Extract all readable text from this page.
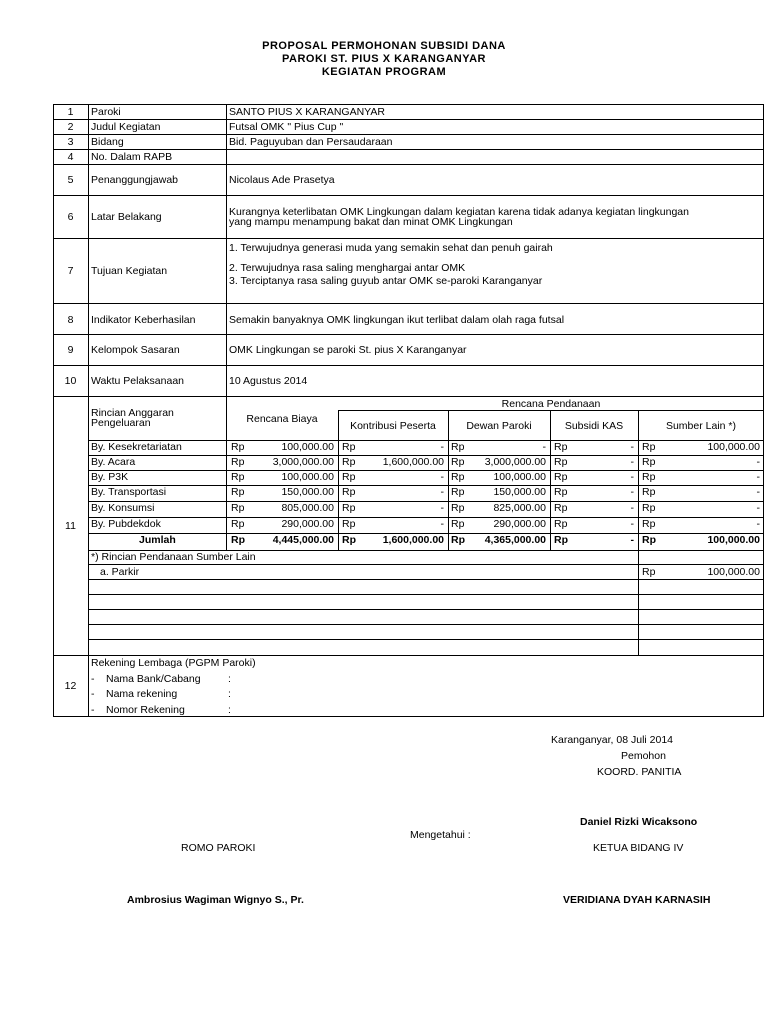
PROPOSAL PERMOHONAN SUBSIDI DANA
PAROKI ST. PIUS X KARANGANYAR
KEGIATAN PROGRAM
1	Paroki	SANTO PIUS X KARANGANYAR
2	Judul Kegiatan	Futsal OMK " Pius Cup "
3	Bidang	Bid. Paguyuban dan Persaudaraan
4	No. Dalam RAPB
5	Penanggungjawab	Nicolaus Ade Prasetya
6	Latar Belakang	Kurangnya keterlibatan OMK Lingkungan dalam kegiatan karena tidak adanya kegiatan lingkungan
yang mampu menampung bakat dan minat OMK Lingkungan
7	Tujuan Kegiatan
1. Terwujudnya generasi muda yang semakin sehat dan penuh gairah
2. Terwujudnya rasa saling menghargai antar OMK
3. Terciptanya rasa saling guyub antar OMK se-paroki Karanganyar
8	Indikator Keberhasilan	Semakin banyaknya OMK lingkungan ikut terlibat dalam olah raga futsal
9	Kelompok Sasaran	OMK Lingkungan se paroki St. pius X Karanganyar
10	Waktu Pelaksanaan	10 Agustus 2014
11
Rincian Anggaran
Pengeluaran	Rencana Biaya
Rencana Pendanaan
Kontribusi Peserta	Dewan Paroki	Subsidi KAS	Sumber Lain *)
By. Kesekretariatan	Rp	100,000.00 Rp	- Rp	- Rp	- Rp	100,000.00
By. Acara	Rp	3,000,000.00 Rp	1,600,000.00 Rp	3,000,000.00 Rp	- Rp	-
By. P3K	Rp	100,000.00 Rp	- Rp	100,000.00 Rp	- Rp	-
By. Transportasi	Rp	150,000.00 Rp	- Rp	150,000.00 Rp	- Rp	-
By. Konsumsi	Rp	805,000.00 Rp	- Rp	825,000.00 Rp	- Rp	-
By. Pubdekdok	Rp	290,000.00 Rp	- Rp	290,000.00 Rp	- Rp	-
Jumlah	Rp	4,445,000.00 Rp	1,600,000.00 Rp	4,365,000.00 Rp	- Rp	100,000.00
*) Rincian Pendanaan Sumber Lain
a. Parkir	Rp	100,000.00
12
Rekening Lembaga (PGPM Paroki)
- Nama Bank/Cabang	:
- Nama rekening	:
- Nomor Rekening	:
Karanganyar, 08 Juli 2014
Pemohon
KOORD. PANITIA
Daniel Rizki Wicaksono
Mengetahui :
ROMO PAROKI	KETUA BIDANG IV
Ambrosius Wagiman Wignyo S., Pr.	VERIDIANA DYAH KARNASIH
━━━━━━
--- Task objective ---
Can you repeat every record above exactly, apart from the pictures?

--- Completed exercise ---
Extract all readable text from this page.
PROPOSAL PERMOHONAN SUBSIDI DANA
PAROKI ST. PIUS X KARANGANYAR
KEGIATAN PROGRAM
1	Paroki	SANTO PIUS X KARANGANYAR
2	Judul Kegiatan	Futsal OMK " Pius Cup "
3	Bidang	Bid. Paguyuban dan Persaudaraan
4	No. Dalam RAPB
5	Penanggungjawab	Nicolaus Ade Prasetya
6	Latar Belakang	Kurangnya keterlibatan OMK Lingkungan dalam kegiatan karena tidak adanya kegiatan lingkungan
yang mampu menampung bakat dan minat OMK Lingkungan
7	Tujuan Kegiatan
1. Terwujudnya generasi muda yang semakin sehat dan penuh gairah
2. Terwujudnya rasa saling menghargai antar OMK
3. Terciptanya rasa saling guyub antar OMK se-paroki Karanganyar
8	Indikator Keberhasilan	Semakin banyaknya OMK lingkungan ikut terlibat dalam olah raga futsal
9	Kelompok Sasaran	OMK Lingkungan se paroki St. pius X Karanganyar
10	Waktu Pelaksanaan	10 Agustus 2014
11
Rincian Anggaran
Pengeluaran	Rencana Biaya
Rencana Pendanaan
Kontribusi Peserta	Dewan Paroki	Subsidi KAS	Sumber Lain *)
By. Kesekretariatan	Rp	100,000.00 Rp	- Rp	- Rp	- Rp	100,000.00
By. Acara	Rp	3,000,000.00 Rp	1,600,000.00 Rp	3,000,000.00 Rp	- Rp	-
By. P3K	Rp	100,000.00 Rp	- Rp	100,000.00 Rp	- Rp	-
By. Transportasi	Rp	150,000.00 Rp	- Rp	150,000.00 Rp	- Rp	-
By. Konsumsi	Rp	805,000.00 Rp	- Rp	825,000.00 Rp	- Rp	-
By. Pubdekdok	Rp	290,000.00 Rp	- Rp	290,000.00 Rp	- Rp	-
Jumlah	Rp	4,445,000.00 Rp	1,600,000.00 Rp	4,365,000.00 Rp	- Rp	100,000.00
*) Rincian Pendanaan Sumber Lain
a. Parkir	Rp	100,000.00
12
Rekening Lembaga (PGPM Paroki)
- Nama Bank/Cabang	:
- Nama rekening	:
- Nomor Rekening	:
Karanganyar, 08 Juli 2014
Pemohon
KOORD. PANITIA
Daniel Rizki Wicaksono
Mengetahui :
ROMO PAROKI	KETUA BIDANG IV
Ambrosius Wagiman Wignyo S., Pr.	VERIDIANA DYAH KARNASIH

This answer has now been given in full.